WORK TO DO:
Restate, word for word, all of the material shown below.

RECORD EXTRACTS:
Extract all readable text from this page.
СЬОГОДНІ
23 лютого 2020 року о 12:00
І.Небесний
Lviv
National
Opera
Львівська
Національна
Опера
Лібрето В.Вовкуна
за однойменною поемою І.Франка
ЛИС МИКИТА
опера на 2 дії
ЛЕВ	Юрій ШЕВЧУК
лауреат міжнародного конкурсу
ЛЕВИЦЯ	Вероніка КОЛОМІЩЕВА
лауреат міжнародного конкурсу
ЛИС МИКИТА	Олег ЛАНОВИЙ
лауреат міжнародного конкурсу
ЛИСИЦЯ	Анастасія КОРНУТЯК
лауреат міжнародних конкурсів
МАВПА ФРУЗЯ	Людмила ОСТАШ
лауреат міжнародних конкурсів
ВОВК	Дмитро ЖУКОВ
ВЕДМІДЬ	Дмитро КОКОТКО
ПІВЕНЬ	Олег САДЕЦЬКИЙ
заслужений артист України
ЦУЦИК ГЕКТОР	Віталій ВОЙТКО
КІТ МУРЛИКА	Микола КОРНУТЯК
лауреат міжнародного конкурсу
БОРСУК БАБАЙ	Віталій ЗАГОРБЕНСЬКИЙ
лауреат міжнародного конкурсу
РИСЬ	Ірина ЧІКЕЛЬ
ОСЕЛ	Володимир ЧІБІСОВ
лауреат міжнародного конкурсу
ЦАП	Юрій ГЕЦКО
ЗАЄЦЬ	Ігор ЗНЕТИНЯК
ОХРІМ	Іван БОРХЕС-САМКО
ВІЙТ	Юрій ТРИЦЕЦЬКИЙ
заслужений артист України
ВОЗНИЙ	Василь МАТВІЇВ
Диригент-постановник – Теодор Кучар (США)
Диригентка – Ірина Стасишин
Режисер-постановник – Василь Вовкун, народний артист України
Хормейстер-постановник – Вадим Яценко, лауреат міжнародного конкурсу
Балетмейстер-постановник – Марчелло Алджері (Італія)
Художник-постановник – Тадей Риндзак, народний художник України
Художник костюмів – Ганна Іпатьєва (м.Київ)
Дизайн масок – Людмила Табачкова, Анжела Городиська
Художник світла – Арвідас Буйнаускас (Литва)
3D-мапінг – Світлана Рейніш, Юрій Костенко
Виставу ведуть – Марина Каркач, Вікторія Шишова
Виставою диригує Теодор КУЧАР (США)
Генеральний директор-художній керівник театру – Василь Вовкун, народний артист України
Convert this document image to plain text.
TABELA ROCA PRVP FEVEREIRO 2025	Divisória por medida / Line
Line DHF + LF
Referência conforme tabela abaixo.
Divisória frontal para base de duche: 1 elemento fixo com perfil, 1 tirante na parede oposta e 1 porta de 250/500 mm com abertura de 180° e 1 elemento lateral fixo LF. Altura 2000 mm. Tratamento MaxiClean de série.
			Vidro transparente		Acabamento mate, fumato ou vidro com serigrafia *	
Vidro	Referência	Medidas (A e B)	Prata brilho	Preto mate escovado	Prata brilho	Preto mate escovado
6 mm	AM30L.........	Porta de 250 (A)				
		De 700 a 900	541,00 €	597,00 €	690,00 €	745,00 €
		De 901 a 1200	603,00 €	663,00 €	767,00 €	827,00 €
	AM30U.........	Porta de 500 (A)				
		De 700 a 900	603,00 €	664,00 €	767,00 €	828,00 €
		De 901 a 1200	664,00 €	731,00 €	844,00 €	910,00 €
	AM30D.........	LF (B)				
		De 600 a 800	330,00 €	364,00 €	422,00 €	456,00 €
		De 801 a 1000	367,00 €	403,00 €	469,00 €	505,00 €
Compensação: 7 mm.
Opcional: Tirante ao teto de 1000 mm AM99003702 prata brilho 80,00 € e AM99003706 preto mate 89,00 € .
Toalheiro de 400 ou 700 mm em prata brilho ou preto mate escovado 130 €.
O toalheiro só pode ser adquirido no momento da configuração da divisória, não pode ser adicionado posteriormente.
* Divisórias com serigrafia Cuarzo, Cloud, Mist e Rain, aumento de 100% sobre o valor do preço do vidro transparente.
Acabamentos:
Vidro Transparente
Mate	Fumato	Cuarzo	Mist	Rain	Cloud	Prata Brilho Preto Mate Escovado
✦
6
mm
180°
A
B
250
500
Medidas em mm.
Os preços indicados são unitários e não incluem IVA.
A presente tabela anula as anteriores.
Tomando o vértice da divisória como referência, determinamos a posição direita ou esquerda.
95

OUTPUT FOR THIS EXERCISE:
Extract all readable text from this page.
СЬОГОДНІ
23 лютого 2020 року о 12:00
І.Небесний
Lviv
National
Opera
Львівська
Національна
Опера
Лібрето В.Вовкуна
за однойменною поемою І.Франка
ЛИС МИКИТА
опера на 2 дії
ЛЕВ	Юрій ШЕВЧУК
лауреат міжнародного конкурсу
ЛЕВИЦЯ	Вероніка КОЛОМІЩЕВА
лауреат міжнародного конкурсу
ЛИС МИКИТА	Олег ЛАНОВИЙ
лауреат міжнародного конкурсу
ЛИСИЦЯ	Анастасія КОРНУТЯК
лауреат міжнародних конкурсів
МАВПА ФРУЗЯ	Людмила ОСТАШ
лауреат міжнародних конкурсів
ВОВК	Дмитро ЖУКОВ
ВЕДМІДЬ	Дмитро КОКОТКО
ПІВЕНЬ	Олег САДЕЦЬКИЙ
заслужений артист України
ЦУЦИК ГЕКТОР	Віталій ВОЙТКО
КІТ МУРЛИКА	Микола КОРНУТЯК
лауреат міжнародного конкурсу
БОРСУК БАБАЙ	Віталій ЗАГОРБЕНСЬКИЙ
лауреат міжнародного конкурсу
РИСЬ	Ірина ЧІКЕЛЬ
ОСЕЛ	Володимир ЧІБІСОВ
лауреат міжнародного конкурсу
ЦАП	Юрій ГЕЦКО
ЗАЄЦЬ	Ігор ЗНЕТИНЯК
ОХРІМ	Іван БОРХЕС-САМКО
ВІЙТ	Юрій ТРИЦЕЦЬКИЙ
заслужений артист України
ВОЗНИЙ	Василь МАТВІЇВ
Диригент-постановник – Теодор Кучар (США)
Диригентка – Ірина Стасишин
Режисер-постановник – Василь Вовкун, народний артист України
Хормейстер-постановник – Вадим Яценко, лауреат міжнародного конкурсу
Балетмейстер-постановник – Марчелло Алджері (Італія)
Художник-постановник – Тадей Риндзак, народний художник України
Художник костюмів – Ганна Іпатьєва (м.Київ)
Дизайн масок – Людмила Табачкова, Анжела Городиська
Художник світла – Арвідас Буйнаускас (Литва)
3D-мапінг – Світлана Рейніш, Юрій Костенко
Виставу ведуть – Марина Каркач, Вікторія Шишова
Виставою диригує Теодор КУЧАР (США)
Генеральний директор-художній керівник театру – Василь Вовкун, народний артист України
Convert this document image to plain text.
TABELA ROCA PRVP FEVEREIRO 2025	Divisória por medida / Line
Line DHF + LF
Referência conforme tabela abaixo.
Divisória frontal para base de duche: 1 elemento fixo com perfil, 1 tirante na parede oposta e 1 porta de 250/500 mm com abertura de 180° e 1 elemento lateral fixo LF. Altura 2000 mm. Tratamento MaxiClean de série.
			Vidro transparente		Acabamento mate, fumato ou vidro com serigrafia *	
Vidro	Referência	Medidas (A e B)	Prata brilho	Preto mate escovado	Prata brilho	Preto mate escovado
6 mm	AM30L.........	Porta de 250 (A)				
		De 700 a 900	541,00 €	597,00 €	690,00 €	745,00 €
		De 901 a 1200	603,00 €	663,00 €	767,00 €	827,00 €
	AM30U.........	Porta de 500 (A)				
		De 700 a 900	603,00 €	664,00 €	767,00 €	828,00 €
		De 901 a 1200	664,00 €	731,00 €	844,00 €	910,00 €
	AM30D.........	LF (B)				
		De 600 a 800	330,00 €	364,00 €	422,00 €	456,00 €
		De 801 a 1000	367,00 €	403,00 €	469,00 €	505,00 €
Compensação: 7 mm.
Opcional: Tirante ao teto de 1000 mm AM99003702 prata brilho 80,00 € e AM99003706 preto mate 89,00 € .
Toalheiro de 400 ou 700 mm em prata brilho ou preto mate escovado 130 €.
O toalheiro só pode ser adquirido no momento da configuração da divisória, não pode ser adicionado posteriormente.
* Divisórias com serigrafia Cuarzo, Cloud, Mist e Rain, aumento de 100% sobre o valor do preço do vidro transparente.
Acabamentos:
Vidro Transparente
Mate	Fumato	Cuarzo	Mist	Rain	Cloud	Prata Brilho Preto Mate Escovado
✦
6
mm
180°
A
B
250
500
Medidas em mm.
Os preços indicados são unitários e não incluem IVA.
A presente tabela anula as anteriores.
Tomando o vértice da divisória como referência, determinamos a posição direita ou esquerda.
95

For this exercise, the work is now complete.